» **TASK DESCRIPTION**: Gather each line of the entries below that includes "this".

Saved data entries:

::::::::::

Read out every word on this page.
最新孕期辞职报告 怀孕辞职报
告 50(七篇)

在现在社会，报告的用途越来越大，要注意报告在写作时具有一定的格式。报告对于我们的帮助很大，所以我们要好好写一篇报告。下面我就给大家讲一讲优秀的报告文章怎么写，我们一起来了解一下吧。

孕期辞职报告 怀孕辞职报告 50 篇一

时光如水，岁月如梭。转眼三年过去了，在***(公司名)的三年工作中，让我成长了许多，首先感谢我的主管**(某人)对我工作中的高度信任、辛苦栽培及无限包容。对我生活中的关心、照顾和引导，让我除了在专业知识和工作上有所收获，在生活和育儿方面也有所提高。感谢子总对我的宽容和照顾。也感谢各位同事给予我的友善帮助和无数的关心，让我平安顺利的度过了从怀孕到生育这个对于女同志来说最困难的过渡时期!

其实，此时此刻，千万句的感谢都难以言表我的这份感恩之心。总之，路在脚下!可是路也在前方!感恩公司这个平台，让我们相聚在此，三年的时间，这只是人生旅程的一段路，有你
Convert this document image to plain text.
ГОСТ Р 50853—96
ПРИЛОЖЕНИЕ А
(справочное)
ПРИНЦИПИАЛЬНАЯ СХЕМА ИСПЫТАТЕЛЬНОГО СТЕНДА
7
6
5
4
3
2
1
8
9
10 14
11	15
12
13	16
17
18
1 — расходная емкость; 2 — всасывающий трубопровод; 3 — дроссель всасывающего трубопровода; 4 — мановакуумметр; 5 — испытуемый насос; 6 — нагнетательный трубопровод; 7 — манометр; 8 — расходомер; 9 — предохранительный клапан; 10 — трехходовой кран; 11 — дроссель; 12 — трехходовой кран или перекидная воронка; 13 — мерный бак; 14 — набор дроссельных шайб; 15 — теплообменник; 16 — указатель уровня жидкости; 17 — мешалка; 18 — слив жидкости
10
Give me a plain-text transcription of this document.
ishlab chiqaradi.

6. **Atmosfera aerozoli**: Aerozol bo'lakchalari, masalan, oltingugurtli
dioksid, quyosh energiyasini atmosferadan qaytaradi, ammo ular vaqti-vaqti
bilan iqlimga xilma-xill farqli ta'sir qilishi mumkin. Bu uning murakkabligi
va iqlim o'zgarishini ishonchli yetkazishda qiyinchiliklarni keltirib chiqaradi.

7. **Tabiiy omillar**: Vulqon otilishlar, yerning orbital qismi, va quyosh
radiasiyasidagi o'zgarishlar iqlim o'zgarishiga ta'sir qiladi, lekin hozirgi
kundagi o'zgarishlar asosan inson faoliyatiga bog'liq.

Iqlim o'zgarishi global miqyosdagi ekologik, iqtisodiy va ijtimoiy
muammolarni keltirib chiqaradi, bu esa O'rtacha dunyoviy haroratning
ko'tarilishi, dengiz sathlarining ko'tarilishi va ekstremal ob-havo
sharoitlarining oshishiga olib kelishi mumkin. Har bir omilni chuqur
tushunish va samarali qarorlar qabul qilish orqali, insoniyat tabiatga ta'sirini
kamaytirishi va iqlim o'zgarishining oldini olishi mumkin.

::::::::::

» **COMPLETE OUTPUT**:
Read out every word on this page.
Convert this document image to plain text.
Give me a plain-text transcription of this document.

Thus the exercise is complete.